__Exercise__: Go through each line of the records below and count those with the word "Примечание". Give only the count.

__Records shown__:
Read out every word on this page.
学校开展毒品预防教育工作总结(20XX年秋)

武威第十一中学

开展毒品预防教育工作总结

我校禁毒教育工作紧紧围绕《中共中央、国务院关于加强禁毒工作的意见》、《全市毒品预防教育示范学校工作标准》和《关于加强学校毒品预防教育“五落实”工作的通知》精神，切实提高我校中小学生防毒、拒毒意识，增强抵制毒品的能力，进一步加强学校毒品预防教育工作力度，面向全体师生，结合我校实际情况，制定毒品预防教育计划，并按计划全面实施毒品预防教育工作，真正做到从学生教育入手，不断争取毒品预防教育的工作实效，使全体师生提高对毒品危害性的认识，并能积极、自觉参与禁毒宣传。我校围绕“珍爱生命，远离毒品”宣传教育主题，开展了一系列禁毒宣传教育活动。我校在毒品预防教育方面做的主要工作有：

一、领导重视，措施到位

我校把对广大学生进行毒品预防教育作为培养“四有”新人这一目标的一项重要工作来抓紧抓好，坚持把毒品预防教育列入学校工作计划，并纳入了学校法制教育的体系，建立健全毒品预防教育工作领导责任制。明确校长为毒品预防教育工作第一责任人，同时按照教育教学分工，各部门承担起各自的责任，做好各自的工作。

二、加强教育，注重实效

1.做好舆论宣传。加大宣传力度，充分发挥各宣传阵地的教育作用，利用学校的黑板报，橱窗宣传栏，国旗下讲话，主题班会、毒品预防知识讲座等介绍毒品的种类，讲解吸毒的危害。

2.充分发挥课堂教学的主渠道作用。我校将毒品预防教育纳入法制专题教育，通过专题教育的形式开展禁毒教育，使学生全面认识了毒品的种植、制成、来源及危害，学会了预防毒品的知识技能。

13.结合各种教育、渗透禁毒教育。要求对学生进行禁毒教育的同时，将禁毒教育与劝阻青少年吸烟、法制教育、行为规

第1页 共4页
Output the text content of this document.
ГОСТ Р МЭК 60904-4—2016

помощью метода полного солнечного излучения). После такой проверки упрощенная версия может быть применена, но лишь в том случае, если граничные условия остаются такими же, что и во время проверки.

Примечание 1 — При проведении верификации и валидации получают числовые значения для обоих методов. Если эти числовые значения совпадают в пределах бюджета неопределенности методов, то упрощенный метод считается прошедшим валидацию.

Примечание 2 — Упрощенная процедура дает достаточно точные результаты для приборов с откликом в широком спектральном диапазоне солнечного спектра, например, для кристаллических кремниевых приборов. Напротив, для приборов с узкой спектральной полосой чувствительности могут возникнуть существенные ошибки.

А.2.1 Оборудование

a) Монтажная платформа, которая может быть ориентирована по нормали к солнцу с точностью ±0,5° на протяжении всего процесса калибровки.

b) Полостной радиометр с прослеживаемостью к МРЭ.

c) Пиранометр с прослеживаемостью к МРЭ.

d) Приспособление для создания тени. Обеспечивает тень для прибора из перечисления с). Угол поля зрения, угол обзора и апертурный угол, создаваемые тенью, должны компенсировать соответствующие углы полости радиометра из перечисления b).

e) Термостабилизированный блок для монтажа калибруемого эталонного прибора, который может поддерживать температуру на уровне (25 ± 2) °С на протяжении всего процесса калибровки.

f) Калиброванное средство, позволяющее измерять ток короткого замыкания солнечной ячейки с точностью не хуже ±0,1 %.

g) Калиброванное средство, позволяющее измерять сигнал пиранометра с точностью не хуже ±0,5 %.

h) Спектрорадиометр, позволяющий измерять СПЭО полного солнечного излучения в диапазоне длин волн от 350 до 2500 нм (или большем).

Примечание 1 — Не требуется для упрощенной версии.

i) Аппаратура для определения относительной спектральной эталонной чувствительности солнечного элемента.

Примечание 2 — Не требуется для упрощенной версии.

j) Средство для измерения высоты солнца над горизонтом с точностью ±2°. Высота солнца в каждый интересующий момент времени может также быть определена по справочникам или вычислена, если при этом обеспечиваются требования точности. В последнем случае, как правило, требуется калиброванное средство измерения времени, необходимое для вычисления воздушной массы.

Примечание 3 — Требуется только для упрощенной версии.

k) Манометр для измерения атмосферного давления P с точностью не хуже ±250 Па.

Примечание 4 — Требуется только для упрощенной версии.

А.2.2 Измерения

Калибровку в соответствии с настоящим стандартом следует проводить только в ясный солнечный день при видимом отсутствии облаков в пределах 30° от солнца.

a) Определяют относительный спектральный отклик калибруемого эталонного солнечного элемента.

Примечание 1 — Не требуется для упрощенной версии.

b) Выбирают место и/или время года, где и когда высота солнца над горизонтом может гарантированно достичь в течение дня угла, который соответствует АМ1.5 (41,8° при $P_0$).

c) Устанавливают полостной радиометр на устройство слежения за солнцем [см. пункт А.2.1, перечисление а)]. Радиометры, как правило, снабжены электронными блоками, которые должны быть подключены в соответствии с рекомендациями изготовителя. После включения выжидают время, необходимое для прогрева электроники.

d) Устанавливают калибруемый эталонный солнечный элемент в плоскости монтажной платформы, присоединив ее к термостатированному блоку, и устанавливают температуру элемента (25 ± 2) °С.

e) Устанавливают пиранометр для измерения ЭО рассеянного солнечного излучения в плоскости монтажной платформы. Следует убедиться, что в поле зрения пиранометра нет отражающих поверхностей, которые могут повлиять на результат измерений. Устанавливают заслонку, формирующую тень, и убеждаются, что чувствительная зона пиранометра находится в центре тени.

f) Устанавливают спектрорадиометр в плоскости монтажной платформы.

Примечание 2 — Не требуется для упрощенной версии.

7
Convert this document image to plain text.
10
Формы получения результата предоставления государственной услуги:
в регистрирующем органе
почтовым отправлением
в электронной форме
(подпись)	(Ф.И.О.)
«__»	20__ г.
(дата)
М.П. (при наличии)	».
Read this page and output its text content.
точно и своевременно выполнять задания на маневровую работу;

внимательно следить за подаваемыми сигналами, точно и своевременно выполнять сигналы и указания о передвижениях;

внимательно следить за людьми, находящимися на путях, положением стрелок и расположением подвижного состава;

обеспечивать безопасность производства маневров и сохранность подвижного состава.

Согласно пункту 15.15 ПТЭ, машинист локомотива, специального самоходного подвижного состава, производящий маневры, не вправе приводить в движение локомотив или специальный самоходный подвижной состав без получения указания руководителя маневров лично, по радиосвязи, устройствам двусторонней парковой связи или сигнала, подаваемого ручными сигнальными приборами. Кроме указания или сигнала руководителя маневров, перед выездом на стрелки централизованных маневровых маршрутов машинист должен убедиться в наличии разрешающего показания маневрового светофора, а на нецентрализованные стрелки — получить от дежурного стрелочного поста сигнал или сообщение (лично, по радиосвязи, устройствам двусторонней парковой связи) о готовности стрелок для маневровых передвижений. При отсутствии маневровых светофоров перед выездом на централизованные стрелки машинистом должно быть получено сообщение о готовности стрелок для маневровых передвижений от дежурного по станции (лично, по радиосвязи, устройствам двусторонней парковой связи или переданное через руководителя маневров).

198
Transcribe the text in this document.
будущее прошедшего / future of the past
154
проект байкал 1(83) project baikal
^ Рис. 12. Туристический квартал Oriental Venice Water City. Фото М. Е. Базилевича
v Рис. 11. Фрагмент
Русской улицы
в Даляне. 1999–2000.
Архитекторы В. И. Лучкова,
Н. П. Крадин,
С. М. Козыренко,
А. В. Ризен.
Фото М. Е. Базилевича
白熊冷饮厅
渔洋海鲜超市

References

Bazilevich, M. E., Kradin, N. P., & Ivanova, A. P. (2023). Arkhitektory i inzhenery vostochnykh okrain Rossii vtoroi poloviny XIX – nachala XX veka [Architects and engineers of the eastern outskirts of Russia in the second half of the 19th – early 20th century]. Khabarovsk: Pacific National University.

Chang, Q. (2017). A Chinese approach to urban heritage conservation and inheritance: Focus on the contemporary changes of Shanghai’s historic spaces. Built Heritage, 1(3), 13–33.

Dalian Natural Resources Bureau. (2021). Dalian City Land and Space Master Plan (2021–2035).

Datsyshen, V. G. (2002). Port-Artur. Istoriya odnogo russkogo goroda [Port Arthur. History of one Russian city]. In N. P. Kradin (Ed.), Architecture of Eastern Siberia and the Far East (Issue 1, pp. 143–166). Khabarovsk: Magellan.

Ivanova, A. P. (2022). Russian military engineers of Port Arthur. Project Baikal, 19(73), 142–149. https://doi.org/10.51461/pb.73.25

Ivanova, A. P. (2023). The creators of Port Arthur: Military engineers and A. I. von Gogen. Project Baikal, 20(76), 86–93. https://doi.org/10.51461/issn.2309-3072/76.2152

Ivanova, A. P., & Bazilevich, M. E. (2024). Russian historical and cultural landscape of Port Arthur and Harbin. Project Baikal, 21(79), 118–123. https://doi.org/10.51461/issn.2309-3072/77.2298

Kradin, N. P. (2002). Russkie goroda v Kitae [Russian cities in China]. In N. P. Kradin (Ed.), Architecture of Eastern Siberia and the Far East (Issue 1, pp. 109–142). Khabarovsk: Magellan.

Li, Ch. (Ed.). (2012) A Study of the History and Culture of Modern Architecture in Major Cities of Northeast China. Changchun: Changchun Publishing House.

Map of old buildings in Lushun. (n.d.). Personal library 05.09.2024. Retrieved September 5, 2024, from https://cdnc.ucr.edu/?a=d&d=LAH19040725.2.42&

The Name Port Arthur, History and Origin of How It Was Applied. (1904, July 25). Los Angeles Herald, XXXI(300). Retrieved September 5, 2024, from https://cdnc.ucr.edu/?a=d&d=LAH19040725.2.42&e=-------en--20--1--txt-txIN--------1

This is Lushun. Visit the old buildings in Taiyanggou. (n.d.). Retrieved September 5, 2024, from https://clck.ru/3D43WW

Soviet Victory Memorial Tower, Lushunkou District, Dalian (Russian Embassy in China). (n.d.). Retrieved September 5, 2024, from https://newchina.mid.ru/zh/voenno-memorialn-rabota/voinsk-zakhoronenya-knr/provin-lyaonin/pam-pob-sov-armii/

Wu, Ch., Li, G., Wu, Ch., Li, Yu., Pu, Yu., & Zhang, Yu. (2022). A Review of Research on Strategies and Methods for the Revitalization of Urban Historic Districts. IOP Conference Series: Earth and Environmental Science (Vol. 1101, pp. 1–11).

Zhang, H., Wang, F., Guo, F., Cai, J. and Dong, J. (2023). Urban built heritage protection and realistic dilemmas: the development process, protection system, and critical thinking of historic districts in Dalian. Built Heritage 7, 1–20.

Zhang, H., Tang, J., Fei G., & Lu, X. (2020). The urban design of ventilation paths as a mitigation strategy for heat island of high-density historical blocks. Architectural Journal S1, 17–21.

__Written answer__: 8